##### DATASET CONTENT #####
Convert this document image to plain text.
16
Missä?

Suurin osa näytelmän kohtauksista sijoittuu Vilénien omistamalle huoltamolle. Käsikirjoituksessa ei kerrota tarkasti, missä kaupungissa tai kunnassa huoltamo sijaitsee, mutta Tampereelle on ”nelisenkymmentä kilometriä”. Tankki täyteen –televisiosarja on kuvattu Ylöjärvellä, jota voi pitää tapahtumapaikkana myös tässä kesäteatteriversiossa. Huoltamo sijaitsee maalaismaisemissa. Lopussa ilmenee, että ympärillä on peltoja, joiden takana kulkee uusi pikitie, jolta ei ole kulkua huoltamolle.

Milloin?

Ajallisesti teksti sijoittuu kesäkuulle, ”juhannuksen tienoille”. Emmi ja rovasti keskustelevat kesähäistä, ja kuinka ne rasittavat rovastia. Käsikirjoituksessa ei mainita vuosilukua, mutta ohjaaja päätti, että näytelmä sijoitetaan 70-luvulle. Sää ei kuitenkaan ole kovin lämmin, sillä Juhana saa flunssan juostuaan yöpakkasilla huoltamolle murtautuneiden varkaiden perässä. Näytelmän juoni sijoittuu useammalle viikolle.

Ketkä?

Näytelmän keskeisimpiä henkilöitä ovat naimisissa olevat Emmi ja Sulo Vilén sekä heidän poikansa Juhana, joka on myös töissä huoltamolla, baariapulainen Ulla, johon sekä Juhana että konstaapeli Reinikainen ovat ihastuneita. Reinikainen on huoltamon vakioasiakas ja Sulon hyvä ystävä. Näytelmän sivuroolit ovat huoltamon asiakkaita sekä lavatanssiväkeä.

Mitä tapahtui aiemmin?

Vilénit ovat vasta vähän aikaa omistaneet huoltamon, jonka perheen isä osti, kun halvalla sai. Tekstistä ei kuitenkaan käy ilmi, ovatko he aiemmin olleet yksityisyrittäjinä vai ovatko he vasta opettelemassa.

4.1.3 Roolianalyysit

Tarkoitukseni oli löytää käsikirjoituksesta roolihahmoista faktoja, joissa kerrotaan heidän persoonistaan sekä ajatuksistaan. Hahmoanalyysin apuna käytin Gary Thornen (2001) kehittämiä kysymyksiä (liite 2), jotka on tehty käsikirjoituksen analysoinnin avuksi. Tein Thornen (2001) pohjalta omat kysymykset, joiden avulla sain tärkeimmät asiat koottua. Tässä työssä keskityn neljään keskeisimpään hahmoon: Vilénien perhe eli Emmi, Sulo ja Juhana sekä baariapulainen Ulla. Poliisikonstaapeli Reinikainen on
#####
THE PROBLEM: Reproduce each record exactly as it appears.

EXERCISE RESPONSE:
Convert this document image to plain text.
16
Missä?

Suurin osa näytelmän kohtauksista sijoittuu Vilénien omistamalle huoltamolle. Käsikirjoituksessa ei kerrota tarkasti, missä kaupungissa tai kunnassa huoltamo sijaitsee, mutta Tampereelle on ”nelisenkymmentä kilometriä”. Tankki täyteen –televisiosarja on kuvattu Ylöjärvellä, jota voi pitää tapahtumapaikkana myös tässä kesäteatteriversiossa. Huoltamo sijaitsee maalaismaisemissa. Lopussa ilmenee, että ympärillä on peltoja, joiden takana kulkee uusi pikitie, jolta ei ole kulkua huoltamolle.

Milloin?

Ajallisesti teksti sijoittuu kesäkuulle, ”juhannuksen tienoille”. Emmi ja rovasti keskustelevat kesähäistä, ja kuinka ne rasittavat rovastia. Käsikirjoituksessa ei mainita vuosilukua, mutta ohjaaja päätti, että näytelmä sijoitetaan 70-luvulle. Sää ei kuitenkaan ole kovin lämmin, sillä Juhana saa flunssan juostuaan yöpakkasilla huoltamolle murtautuneiden varkaiden perässä. Näytelmän juoni sijoittuu useammalle viikolle.

Ketkä?

Näytelmän keskeisimpiä henkilöitä ovat naimisissa olevat Emmi ja Sulo Vilén sekä heidän poikansa Juhana, joka on myös töissä huoltamolla, baariapulainen Ulla, johon sekä Juhana että konstaapeli Reinikainen ovat ihastuneita. Reinikainen on huoltamon vakioasiakas ja Sulon hyvä ystävä. Näytelmän sivuroolit ovat huoltamon asiakkaita sekä lavatanssiväkeä.

Mitä tapahtui aiemmin?

Vilénit ovat vasta vähän aikaa omistaneet huoltamon, jonka perheen isä osti, kun halvalla sai. Tekstistä ei kuitenkaan käy ilmi, ovatko he aiemmin olleet yksityisyrittäjinä vai ovatko he vasta opettelemassa.

4.1.3 Roolianalyysit

Tarkoitukseni oli löytää käsikirjoituksesta roolihahmoista faktoja, joissa kerrotaan heidän persoonistaan sekä ajatuksistaan. Hahmoanalyysin apuna käytin Gary Thornen (2001) kehittämiä kysymyksiä (liite 2), jotka on tehty käsikirjoituksen analysoinnin avuksi. Tein Thornen (2001) pohjalta omat kysymykset, joiden avulla sain tärkeimmät asiat koottua. Tässä työssä keskityn neljään keskeisimpään hahmoon: Vilénien perhe eli Emmi, Sulo ja Juhana sekä baariapulainen Ulla. Poliisikonstaapeli Reinikainen on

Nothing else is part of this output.